- À faire:
[1] Répondez à ces questions sur l'extrait :
(a) Avec qui les auteurs ont-ils confronté leurs idées ?
(b) Dans quels domaines les conséquences ont-elles été catastrophiques ?
(c) Quel nom donne-t-on aux Européens ?
[2] Reproduisez fidèlement le passage de l'extrait situé entre « L'histoire du Congo-Kinshasa » et « années voir plus. », ces mots compris.

- Extrait choisi:
*****

Arrivés aux Antilles, les hommes noirs n'étaient bons qu'à travailler aux champs sous les coups de fouet et les femmes noires, elles, étaient utilisées par-dessus toutes ces horreurs, comme des objets sexuels par les propriétaires d'esclaves.
C'est après des luttes, des sacrifices, des combats de vie entière couplés au progrès industriel que l'abolition de l'esclavage et son application allaient permettre aux générations futures de vivre “libre” et cela non sans conséquence.
Du coup, revenons au contexte. Au 21e siècle, un afro descendant qui s'installe sur la terre de ses ancêtres devra donc prendre conscience de la nécessité de réapprendre à vivre avec les réalités sociales et culturelles, mais aussi historiques et cognitives.
Et maintenant des questions se posent:
Comment peut-on appeler un individu négroïde comme moi par le mot “ blanc”. Comment en est-on arrivé là ?
Nous avons confronté nos idées avec des Congolais de Kinshasa au travers de discussions amicales, d'échanges au quotidien, à l'occasion de belles rencontres, des personnalités connues ou inconnues, lors d'événements, et nous avons ainsi obtenu des réponses à cet aspect socioculturel congolais.
L'histoire du Congo-Kinshasa et sa géographie ainsi que sa relation avec l'étranger et la diaspora a été de tout temps une succession de hauts et de bas provoqués par l'instabilité politique des 30 dernières années voir plus.
Les conséquences sur le plan de l'éducation, de la santé et de la vie en société ont été catastrophiques.
Non seulement l'étranger était devenu une curiosité dans certaines communes de la Province de Kinshasa mais en plus, le peu d'étrangers qui venaient, y venaient pour les affaires sans que ces business puissent en profiter à l'amélioration des conditions de vie des Congolais.
Le mot “blanc” n'était pas donc péjoratif mais un qualificatif faisant référence aux qualités, aux manières de vivre des occidentaux et pas simplement un rapport au blanc en tant que tel.
Le fait que “tous les noirs issus des nations ont des origines africaines” ne semblait pas une évidence.
L'Homme noir venant de l'étranger pouvait selon son comportement être assimilé à des groupes communautaires identifiés comme différents: les Nigérians, les Sud-Africains, ou encore les Européens.
Ce dernier groupe social, peu importe ses caractéristiques physiques même si leur peau est plus ou moins riche en mélanine, est appelé Mundele.

*****

- Lignes de données:

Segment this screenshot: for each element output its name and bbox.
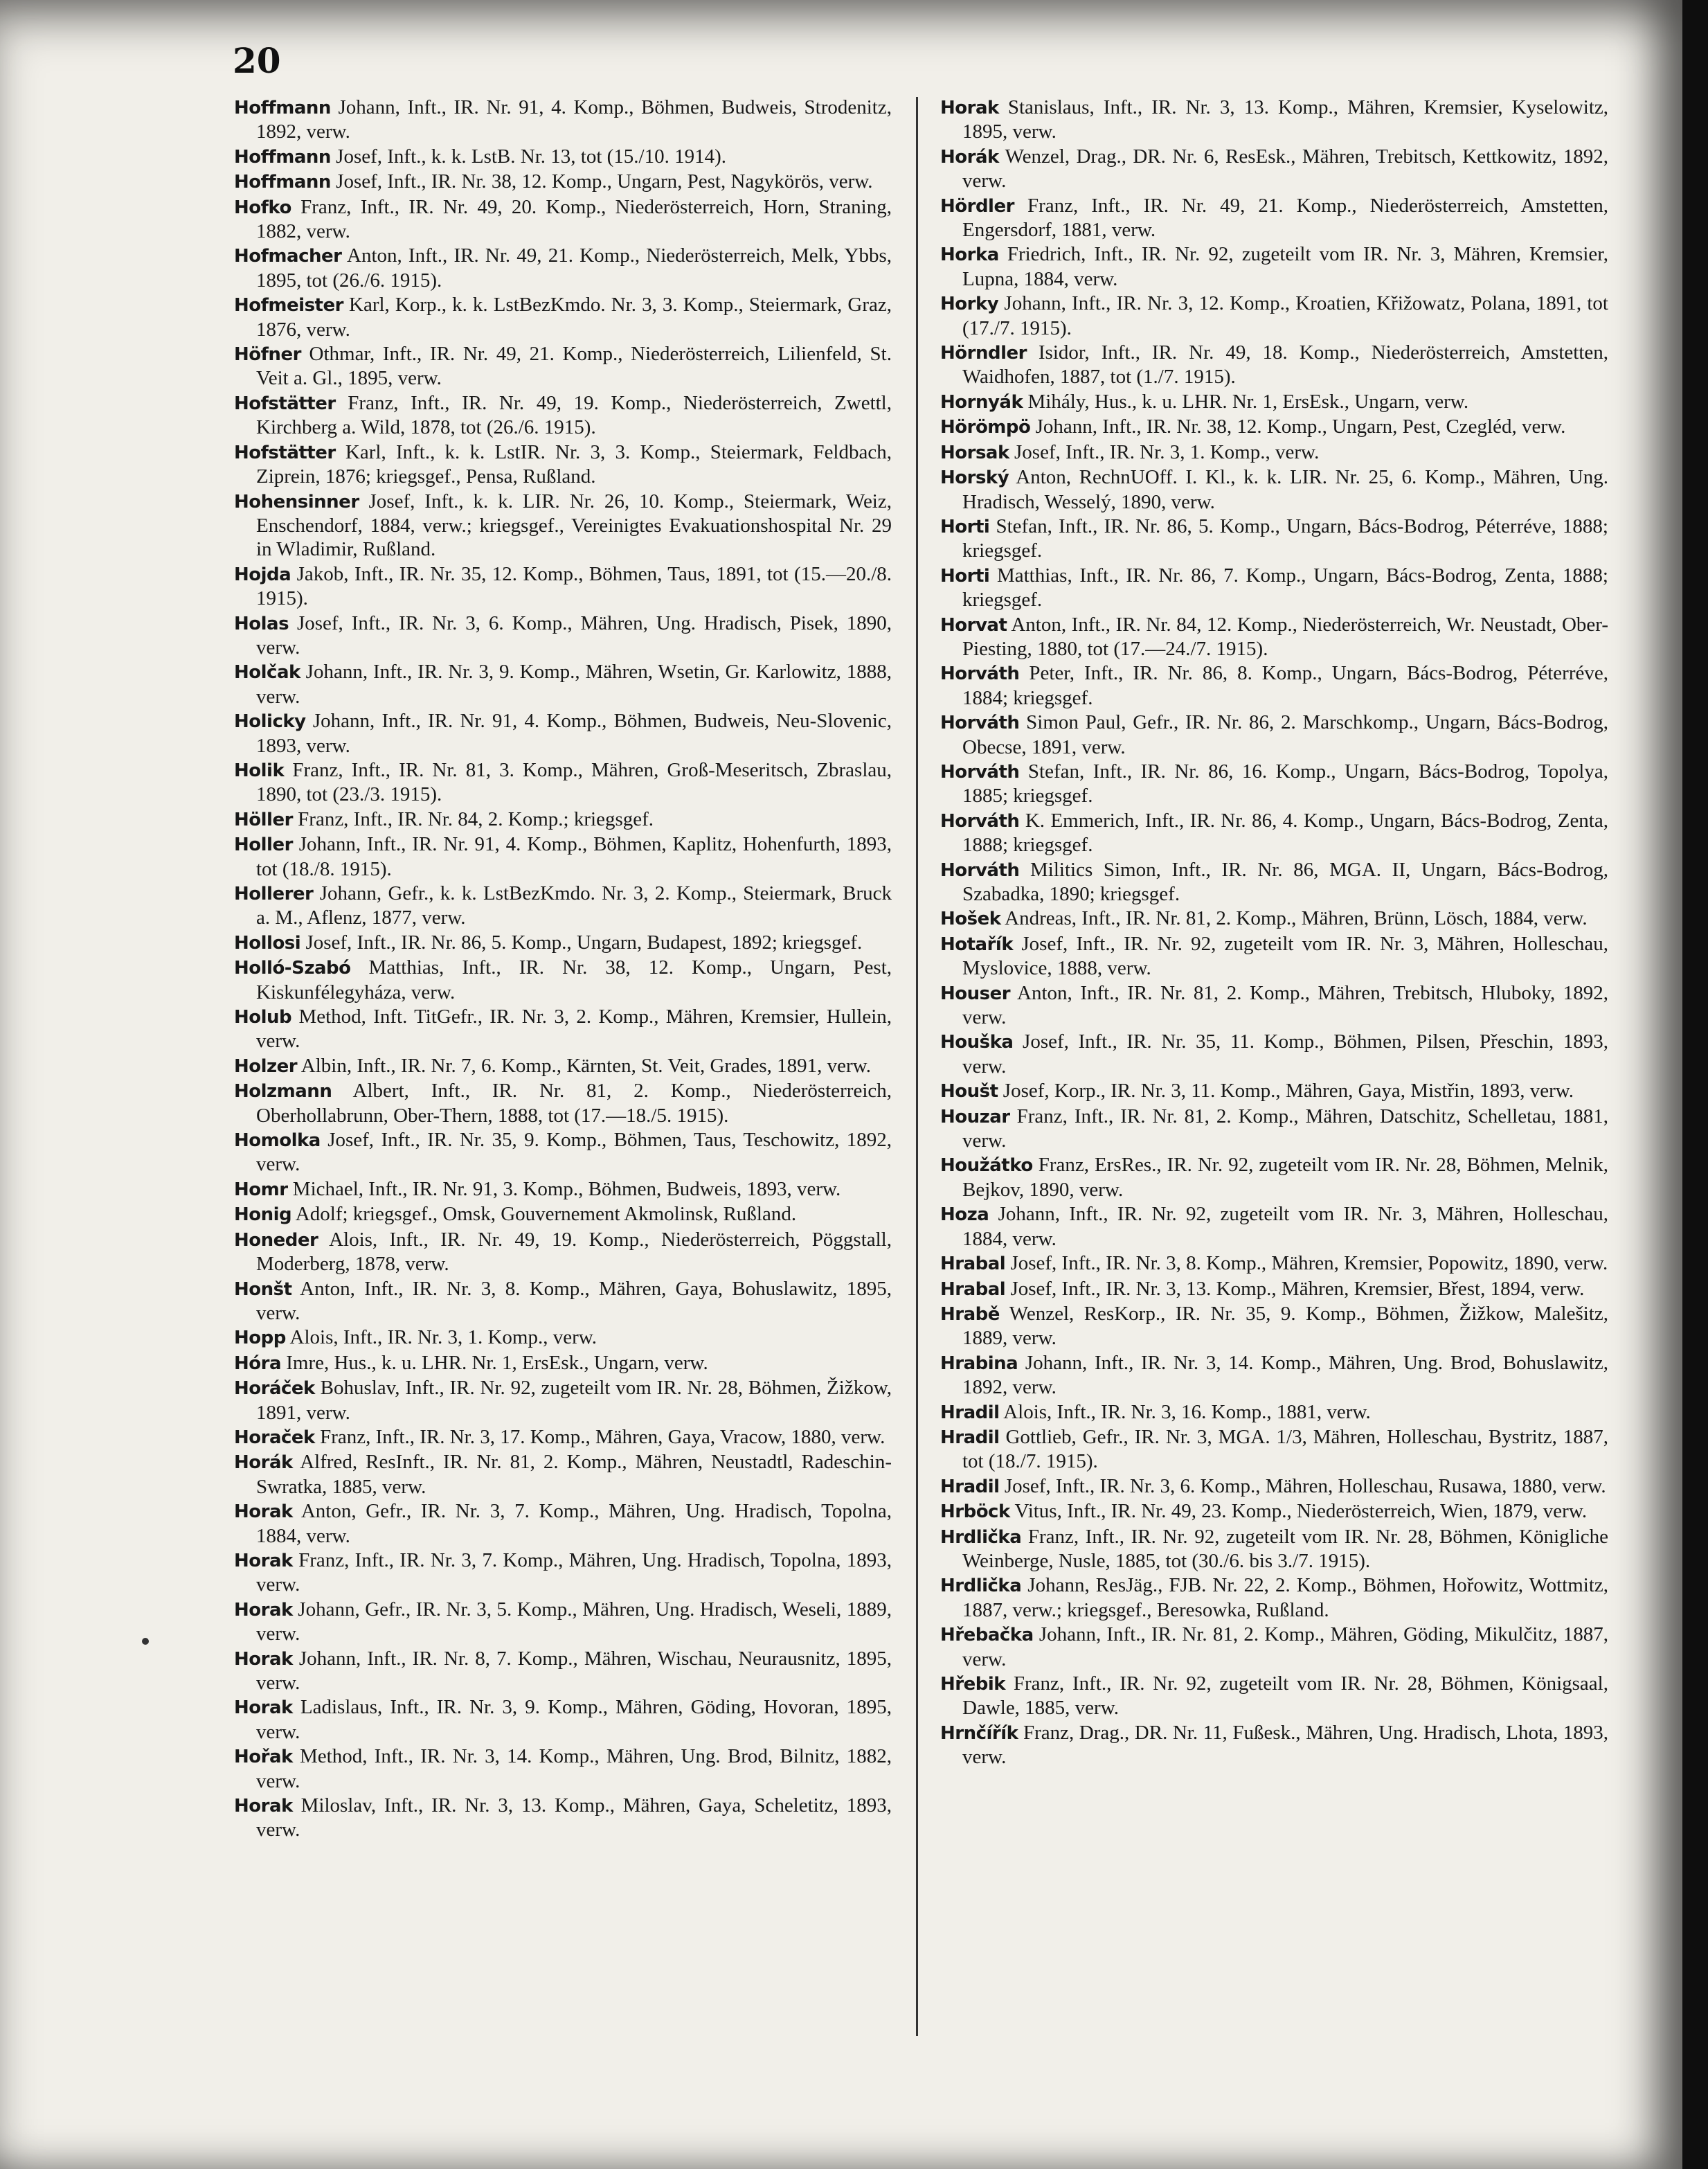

*****

- Résultats de l'exercice:
[1]
(a) Avec des Congolais de Kinshasa.
(b) L'éducation, la santé et la vie en société.
(c) Mundele.

[2]
L'histoire du Congo-Kinshasa et sa géographie ainsi que sa relation avec l'étranger et la diaspora a été de tout temps une succession de hauts et de bas provoqués par l'instabilité politique des 30 dernières années voir plus.